__RECORD SET__
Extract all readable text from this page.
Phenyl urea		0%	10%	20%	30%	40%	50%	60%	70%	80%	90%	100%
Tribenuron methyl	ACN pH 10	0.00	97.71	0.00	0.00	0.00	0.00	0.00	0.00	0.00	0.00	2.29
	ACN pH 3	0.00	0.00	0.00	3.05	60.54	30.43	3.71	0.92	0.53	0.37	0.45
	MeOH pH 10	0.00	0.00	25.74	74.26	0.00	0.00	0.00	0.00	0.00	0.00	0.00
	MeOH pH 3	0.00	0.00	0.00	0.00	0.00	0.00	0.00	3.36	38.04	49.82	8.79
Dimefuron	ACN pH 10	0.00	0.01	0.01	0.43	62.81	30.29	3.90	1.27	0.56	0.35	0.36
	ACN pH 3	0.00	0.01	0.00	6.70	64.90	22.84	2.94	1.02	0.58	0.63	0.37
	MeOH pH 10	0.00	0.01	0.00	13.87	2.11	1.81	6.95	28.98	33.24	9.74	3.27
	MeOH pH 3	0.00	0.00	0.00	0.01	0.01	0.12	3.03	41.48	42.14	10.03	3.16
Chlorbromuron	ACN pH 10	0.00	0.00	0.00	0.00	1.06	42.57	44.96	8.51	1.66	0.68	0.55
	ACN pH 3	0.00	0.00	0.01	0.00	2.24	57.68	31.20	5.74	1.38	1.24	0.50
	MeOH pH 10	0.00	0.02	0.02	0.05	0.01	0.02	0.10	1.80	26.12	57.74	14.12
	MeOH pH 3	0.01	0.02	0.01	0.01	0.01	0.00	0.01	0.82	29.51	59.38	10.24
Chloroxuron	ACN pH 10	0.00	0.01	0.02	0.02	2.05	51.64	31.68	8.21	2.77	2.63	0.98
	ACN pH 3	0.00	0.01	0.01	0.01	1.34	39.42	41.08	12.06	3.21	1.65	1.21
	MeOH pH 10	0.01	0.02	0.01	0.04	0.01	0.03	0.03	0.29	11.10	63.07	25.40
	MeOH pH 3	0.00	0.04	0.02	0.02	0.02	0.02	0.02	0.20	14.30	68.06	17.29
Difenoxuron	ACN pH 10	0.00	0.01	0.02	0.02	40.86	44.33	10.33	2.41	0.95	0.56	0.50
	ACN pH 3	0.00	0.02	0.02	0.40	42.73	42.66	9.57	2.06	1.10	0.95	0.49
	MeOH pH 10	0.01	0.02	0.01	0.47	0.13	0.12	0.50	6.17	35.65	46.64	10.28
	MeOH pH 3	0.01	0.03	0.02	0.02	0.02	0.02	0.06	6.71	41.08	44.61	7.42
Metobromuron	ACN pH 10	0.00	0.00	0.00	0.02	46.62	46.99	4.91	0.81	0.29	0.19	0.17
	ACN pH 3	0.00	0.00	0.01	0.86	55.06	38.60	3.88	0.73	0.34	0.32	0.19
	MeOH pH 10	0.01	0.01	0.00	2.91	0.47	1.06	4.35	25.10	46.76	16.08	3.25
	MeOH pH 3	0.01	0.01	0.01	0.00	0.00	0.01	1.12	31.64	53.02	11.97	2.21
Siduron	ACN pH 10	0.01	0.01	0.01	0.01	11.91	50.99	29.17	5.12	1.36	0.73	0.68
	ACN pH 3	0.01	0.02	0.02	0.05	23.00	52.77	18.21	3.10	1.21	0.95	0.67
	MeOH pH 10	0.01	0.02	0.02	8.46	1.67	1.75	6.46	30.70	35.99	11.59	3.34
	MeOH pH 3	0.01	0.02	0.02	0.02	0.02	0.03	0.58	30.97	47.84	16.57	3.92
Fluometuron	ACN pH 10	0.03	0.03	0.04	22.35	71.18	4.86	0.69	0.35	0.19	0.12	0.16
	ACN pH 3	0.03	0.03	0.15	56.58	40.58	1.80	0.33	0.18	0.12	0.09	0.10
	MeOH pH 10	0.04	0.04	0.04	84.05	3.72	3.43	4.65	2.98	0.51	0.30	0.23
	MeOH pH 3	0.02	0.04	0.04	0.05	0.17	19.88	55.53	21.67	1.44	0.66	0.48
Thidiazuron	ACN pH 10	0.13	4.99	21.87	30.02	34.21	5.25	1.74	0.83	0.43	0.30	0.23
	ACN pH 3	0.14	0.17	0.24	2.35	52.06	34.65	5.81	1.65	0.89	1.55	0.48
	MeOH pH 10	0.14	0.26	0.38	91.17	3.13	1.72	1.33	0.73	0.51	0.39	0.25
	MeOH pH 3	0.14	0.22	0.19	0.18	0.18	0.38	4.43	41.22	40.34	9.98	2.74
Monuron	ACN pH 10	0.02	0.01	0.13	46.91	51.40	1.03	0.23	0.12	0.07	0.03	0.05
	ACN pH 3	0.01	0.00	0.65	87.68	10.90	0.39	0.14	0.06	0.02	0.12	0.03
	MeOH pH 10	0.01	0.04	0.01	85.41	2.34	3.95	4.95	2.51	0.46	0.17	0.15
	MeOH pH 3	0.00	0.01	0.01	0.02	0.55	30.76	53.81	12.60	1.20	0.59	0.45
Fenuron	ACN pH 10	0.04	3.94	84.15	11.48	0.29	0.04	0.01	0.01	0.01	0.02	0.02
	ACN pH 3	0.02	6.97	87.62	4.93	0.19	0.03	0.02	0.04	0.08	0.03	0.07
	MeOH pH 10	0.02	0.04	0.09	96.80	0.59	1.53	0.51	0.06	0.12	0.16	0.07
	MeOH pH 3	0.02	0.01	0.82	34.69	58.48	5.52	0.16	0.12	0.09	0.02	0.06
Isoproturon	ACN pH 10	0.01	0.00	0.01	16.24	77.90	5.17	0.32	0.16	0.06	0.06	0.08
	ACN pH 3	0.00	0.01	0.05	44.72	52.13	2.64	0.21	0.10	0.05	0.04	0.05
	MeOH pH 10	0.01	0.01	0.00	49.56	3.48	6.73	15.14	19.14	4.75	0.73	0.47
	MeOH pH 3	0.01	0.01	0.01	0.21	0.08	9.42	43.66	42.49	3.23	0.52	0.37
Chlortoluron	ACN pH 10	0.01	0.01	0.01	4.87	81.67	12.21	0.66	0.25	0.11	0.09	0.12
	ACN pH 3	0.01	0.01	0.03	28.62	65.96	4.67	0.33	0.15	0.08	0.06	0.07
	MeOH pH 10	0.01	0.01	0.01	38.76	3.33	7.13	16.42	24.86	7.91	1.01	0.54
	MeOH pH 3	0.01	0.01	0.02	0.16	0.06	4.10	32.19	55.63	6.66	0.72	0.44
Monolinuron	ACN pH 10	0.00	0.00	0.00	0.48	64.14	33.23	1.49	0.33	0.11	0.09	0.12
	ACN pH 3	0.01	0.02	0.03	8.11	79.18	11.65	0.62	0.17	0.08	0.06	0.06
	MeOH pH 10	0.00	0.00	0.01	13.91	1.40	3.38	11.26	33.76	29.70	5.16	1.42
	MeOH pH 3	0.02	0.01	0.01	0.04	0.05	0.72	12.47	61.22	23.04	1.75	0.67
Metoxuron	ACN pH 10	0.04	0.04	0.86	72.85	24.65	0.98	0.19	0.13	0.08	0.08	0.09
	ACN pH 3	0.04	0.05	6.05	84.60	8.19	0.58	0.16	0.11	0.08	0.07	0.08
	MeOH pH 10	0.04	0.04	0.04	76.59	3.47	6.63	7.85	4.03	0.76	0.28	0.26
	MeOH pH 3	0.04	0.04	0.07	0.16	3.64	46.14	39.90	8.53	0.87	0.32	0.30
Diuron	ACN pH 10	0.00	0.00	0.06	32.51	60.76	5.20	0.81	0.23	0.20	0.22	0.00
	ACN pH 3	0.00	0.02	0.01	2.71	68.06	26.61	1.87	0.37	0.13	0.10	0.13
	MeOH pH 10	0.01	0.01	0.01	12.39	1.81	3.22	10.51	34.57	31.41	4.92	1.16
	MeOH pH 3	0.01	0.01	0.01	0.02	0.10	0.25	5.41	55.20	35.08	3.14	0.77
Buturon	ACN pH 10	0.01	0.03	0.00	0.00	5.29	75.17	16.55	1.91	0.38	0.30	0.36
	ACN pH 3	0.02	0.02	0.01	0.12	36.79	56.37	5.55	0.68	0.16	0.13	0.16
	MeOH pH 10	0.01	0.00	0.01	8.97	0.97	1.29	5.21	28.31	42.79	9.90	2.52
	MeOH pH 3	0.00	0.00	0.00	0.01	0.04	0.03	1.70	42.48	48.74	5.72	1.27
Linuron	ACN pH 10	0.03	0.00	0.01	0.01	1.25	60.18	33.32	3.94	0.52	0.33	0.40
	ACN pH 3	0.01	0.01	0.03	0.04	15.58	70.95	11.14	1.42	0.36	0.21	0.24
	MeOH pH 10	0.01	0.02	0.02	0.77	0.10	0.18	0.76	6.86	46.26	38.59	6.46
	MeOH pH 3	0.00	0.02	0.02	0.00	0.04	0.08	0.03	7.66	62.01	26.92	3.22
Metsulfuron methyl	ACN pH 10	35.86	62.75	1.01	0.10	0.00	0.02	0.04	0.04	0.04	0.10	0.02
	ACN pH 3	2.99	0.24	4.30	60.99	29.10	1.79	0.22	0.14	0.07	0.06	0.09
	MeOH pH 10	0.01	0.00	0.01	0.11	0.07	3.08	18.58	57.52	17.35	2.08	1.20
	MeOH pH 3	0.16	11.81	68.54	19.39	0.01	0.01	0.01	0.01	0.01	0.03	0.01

__WORK TO COMPLETE__
Find all lines holding the string "methyl" and copy them.

__RESULT OF THE TASK__
Tribenuron methyl	ACN pH 10	0.00	97.71	0.00	0.00	0.00	0.00	0.00	0.00	0.00	0.00	2.29
Metsulfuron methyl	ACN pH 10	35.86	62.75	1.01	0.10	0.00	0.02	0.04	0.04	0.04	0.10	0.02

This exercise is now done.